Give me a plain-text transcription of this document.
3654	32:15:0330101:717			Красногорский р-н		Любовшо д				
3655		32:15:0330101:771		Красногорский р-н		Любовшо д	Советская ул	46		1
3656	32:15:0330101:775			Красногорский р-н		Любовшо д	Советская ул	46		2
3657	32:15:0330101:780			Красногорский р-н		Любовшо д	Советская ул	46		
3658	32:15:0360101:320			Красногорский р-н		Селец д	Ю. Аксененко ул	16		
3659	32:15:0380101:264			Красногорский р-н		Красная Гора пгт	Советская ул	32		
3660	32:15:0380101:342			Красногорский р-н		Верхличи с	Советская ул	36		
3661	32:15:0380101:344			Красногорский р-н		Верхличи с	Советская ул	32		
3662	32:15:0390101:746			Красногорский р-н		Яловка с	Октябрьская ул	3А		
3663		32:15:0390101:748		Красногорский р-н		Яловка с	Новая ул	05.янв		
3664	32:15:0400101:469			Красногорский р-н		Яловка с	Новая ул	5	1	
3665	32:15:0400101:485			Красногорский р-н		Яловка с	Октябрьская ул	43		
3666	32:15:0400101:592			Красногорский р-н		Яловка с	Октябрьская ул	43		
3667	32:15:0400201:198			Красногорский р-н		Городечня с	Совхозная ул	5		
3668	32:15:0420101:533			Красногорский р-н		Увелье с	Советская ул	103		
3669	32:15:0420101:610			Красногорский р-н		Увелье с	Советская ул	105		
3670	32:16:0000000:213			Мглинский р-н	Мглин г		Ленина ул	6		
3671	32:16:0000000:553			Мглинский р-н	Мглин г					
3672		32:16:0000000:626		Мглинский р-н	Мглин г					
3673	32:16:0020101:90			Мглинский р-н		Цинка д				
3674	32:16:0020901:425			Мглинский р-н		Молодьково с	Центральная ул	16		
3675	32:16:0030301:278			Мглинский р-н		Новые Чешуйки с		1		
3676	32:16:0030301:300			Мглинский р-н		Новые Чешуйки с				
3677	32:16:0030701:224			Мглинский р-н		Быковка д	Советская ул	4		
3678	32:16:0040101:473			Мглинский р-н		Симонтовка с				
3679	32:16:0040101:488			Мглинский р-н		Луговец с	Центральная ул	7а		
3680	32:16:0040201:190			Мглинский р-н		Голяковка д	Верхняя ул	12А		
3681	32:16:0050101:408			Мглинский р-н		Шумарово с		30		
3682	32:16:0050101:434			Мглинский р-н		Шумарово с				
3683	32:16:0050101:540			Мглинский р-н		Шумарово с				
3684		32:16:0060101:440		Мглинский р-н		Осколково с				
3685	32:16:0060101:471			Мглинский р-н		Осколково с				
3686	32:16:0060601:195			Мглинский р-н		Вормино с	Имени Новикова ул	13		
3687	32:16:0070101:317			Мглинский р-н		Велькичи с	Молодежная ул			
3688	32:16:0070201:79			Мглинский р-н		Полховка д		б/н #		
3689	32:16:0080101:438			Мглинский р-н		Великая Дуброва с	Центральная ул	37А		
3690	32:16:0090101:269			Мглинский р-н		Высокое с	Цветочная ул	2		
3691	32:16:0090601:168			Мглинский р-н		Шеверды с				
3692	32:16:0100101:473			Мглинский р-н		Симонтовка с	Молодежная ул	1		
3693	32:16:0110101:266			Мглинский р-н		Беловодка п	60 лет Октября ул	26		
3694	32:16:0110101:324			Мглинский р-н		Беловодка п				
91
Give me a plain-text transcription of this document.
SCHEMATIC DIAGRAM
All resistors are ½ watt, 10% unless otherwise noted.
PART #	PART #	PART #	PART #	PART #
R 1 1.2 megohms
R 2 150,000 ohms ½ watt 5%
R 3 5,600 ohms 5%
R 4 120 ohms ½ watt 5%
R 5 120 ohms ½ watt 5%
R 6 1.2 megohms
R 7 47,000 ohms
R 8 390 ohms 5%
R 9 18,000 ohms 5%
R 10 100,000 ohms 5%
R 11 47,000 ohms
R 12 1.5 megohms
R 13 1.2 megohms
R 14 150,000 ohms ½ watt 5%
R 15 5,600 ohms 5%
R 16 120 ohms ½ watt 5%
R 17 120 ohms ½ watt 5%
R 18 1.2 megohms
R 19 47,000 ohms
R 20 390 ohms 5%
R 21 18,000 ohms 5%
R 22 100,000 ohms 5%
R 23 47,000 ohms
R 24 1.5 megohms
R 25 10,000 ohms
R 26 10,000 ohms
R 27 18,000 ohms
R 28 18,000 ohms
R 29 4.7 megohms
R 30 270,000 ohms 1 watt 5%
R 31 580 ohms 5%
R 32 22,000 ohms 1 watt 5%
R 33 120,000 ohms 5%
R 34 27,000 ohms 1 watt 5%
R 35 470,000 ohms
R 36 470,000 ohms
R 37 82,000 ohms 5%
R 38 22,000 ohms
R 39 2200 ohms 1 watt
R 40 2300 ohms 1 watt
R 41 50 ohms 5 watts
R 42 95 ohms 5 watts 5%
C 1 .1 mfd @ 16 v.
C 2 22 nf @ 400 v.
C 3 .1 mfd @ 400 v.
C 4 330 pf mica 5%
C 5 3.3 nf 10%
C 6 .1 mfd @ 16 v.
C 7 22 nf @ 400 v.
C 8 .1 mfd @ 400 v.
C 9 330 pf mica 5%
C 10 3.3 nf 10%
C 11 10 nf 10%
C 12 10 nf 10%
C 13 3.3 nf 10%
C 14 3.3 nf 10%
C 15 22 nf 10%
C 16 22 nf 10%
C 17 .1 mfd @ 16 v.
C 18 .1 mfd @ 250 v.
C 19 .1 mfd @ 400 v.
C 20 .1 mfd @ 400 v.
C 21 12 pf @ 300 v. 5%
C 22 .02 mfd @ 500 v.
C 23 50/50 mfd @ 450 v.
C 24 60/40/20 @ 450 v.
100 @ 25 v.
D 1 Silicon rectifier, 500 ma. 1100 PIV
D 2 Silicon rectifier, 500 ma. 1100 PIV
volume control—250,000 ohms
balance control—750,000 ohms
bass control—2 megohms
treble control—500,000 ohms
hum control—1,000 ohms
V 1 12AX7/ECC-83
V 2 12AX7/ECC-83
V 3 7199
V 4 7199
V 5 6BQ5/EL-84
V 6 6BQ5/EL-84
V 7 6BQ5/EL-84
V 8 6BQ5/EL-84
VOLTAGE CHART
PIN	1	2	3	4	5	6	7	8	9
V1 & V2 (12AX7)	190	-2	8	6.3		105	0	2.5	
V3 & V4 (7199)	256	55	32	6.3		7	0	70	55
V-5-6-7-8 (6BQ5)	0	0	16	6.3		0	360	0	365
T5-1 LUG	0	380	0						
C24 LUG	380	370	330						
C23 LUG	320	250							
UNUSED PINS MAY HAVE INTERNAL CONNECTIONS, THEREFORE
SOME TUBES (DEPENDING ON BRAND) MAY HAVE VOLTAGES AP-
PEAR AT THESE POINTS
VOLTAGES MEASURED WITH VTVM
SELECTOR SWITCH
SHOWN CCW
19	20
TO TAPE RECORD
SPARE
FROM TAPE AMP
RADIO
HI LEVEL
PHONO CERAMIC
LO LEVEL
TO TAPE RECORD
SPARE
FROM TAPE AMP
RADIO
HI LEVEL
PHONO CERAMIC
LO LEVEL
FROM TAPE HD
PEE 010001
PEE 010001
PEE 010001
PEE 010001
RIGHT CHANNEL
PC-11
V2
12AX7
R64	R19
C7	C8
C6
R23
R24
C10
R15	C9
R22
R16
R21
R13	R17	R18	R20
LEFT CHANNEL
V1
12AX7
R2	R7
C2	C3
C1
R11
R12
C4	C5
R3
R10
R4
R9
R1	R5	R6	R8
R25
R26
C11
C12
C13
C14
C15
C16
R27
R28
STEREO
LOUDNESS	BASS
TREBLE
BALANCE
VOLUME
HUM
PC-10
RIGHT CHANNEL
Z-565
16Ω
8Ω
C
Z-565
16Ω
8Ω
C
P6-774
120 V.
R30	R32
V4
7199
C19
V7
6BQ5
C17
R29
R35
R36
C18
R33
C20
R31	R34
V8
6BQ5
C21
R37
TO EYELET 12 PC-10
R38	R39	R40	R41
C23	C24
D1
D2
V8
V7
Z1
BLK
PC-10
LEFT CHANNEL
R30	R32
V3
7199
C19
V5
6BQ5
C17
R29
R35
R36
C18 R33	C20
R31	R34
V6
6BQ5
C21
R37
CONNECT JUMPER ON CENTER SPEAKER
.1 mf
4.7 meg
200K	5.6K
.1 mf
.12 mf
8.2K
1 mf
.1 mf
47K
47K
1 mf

□ □ □ □ □

Pick every line with "Осколково" in it and copy it.

TASK OUTPUT:
3684		32:16:0060101:440		Мглинский р-н		Осколково с				
3685	32:16:0060101:471			Мглинский р-н		Осколково с				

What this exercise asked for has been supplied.